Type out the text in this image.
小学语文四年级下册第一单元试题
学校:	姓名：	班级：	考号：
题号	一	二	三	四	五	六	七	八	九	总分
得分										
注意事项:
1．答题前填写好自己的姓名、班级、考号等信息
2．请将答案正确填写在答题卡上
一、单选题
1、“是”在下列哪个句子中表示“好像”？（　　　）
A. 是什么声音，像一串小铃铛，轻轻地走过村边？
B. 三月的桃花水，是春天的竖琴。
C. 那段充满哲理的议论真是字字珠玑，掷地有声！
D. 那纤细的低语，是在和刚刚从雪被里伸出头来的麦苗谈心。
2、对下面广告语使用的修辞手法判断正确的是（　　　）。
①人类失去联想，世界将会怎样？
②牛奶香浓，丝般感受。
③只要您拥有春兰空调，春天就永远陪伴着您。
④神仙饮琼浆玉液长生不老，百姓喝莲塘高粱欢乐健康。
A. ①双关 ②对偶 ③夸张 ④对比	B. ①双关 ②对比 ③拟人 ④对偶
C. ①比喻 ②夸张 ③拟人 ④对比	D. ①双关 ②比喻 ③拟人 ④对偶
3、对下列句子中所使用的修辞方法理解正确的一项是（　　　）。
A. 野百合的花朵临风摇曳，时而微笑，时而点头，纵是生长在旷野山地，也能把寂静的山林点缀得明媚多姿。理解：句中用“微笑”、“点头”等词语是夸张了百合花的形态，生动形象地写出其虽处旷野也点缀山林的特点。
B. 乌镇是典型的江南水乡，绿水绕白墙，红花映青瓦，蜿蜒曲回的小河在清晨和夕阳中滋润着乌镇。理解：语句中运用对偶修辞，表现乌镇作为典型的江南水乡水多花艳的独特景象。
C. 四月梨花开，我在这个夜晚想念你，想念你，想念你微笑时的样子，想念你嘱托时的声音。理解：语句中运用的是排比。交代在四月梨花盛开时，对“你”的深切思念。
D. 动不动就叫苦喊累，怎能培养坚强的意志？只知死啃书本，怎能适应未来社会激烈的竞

==========

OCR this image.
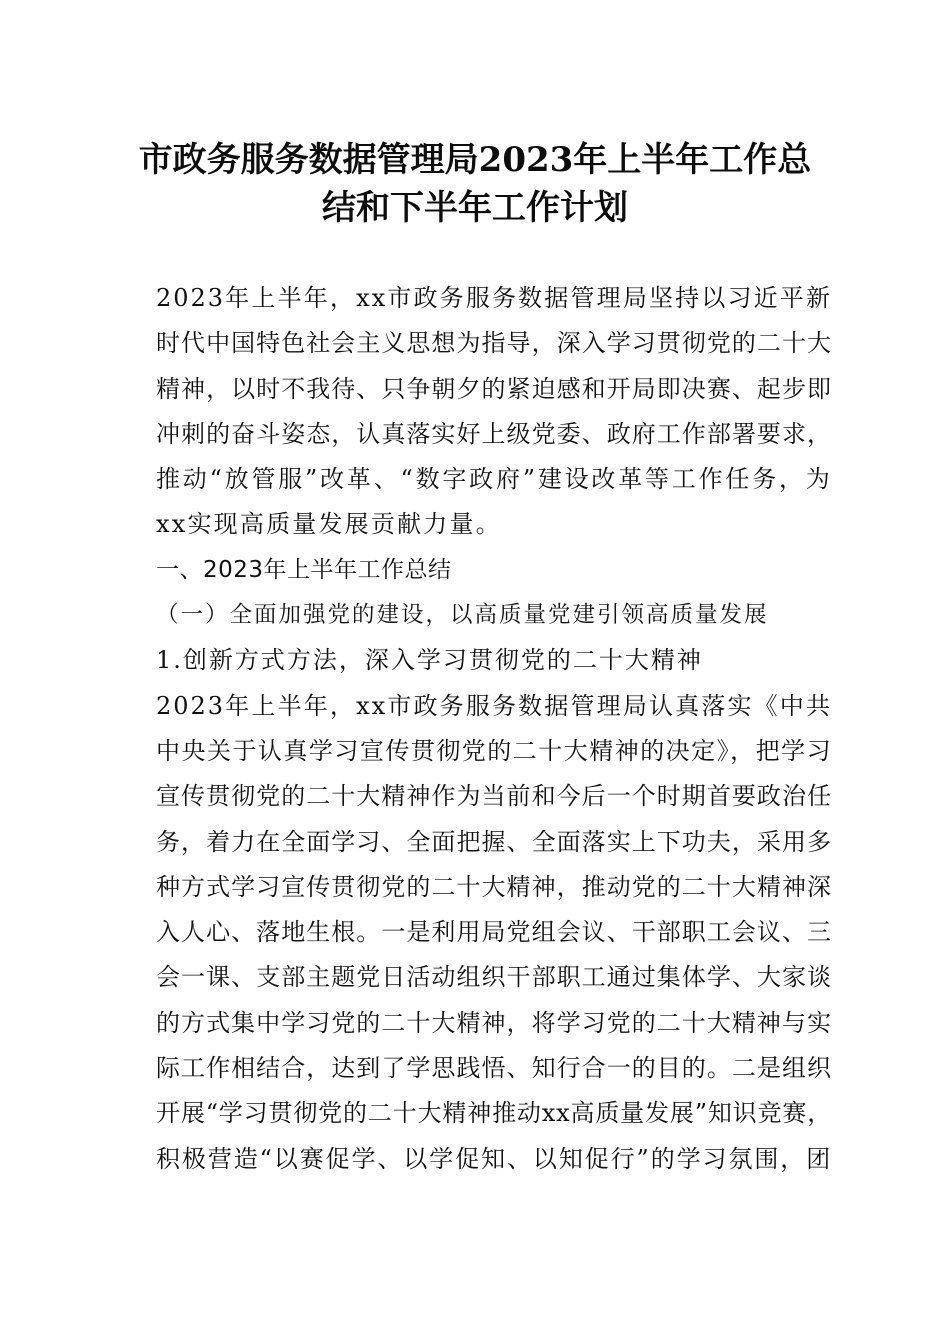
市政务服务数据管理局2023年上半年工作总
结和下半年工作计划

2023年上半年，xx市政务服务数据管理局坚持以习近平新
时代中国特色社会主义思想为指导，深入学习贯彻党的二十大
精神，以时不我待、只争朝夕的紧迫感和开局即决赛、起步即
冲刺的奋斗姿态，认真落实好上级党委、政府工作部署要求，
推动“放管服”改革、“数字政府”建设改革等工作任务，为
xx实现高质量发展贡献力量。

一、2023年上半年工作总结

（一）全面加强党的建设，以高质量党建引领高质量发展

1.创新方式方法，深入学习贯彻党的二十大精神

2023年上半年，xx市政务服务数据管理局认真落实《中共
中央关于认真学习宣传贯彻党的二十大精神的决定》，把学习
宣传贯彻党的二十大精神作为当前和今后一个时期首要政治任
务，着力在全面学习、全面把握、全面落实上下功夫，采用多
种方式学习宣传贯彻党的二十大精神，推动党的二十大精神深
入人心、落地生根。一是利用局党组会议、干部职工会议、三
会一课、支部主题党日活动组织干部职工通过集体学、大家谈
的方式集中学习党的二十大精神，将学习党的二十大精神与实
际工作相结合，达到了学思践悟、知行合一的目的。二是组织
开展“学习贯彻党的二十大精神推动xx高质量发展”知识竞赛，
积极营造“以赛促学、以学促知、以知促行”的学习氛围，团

==========

#### WHAT THIS TASK INVOLVES:
Above are some records. Report the number of their lines that include "image", and add nothing else.

#### SOLVED EXERCISE:
2